++++ DATA IN THIS EXERCISE ++++

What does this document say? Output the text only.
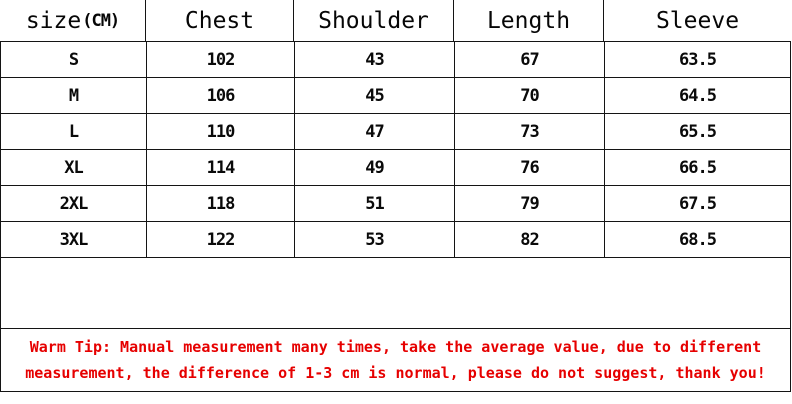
size (CM)	Chest	Shoulder	Length	Sleeve
S	102	43	67	63.5
M	106	45	70	64.5
L	110	47	73	65.5
XL	114	49	76	66.5
2XL	118	51	79	67.5
3XL	122	53	82	68.5
Warm Tip: Manual measurement many times, take the average value, due to different
measurement, the difference of 1-3 cm is normal, please do not suggest, thank you!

++++

- _STATED EXERCISE_
Give every record again exactly, apart from the pictures, which stay out.

- _THE REPLY_
What does this document say? Output the text only.
size (CM)	Chest	Shoulder	Length	Sleeve
S	102	43	67	63.5
M	106	45	70	64.5
L	110	47	73	65.5
XL	114	49	76	66.5
2XL	118	51	79	67.5
3XL	122	53	82	68.5
Warm Tip: Manual measurement many times, take the average value, due to different
measurement, the difference of 1-3 cm is normal, please do not suggest, thank you!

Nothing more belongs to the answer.